[Records from a data source]
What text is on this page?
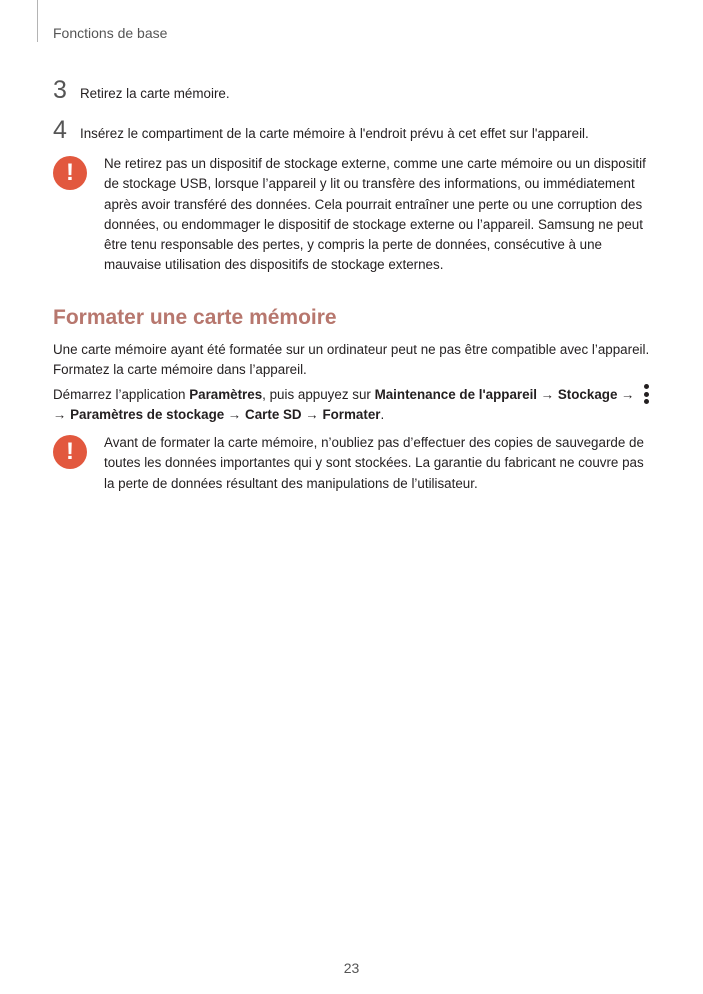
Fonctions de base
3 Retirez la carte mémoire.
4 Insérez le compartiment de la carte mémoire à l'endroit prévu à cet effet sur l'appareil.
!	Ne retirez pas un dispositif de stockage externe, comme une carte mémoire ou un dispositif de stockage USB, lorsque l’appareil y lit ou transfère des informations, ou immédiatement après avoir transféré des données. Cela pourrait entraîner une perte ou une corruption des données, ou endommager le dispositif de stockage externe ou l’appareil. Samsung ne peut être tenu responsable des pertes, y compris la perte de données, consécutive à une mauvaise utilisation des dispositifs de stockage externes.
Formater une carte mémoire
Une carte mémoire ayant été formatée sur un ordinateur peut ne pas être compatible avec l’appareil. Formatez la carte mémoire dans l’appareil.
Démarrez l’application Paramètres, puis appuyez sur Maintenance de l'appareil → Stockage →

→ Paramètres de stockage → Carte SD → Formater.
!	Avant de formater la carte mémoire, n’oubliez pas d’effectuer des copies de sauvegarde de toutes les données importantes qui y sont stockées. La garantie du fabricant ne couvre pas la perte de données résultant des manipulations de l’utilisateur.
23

DESCRIPTION OF THE TASK
Copy out all the records exactly, excluding pictures.

WRITTEN RESPONSE
What text is on this page?
Fonctions de base
3 Retirez la carte mémoire.
4 Insérez le compartiment de la carte mémoire à l'endroit prévu à cet effet sur l'appareil.
!	Ne retirez pas un dispositif de stockage externe, comme une carte mémoire ou un dispositif de stockage USB, lorsque l’appareil y lit ou transfère des informations, ou immédiatement après avoir transféré des données. Cela pourrait entraîner une perte ou une corruption des données, ou endommager le dispositif de stockage externe ou l’appareil. Samsung ne peut être tenu responsable des pertes, y compris la perte de données, consécutive à une mauvaise utilisation des dispositifs de stockage externes.
Formater une carte mémoire
Une carte mémoire ayant été formatée sur un ordinateur peut ne pas être compatible avec l’appareil. Formatez la carte mémoire dans l’appareil.
Démarrez l’application Paramètres, puis appuyez sur Maintenance de l'appareil → Stockage →

→ Paramètres de stockage → Carte SD → Formater.
!	Avant de formater la carte mémoire, n’oubliez pas d’effectuer des copies de sauvegarde de toutes les données importantes qui y sont stockées. La garantie du fabricant ne couvre pas la perte de données résultant des manipulations de l’utilisateur.
23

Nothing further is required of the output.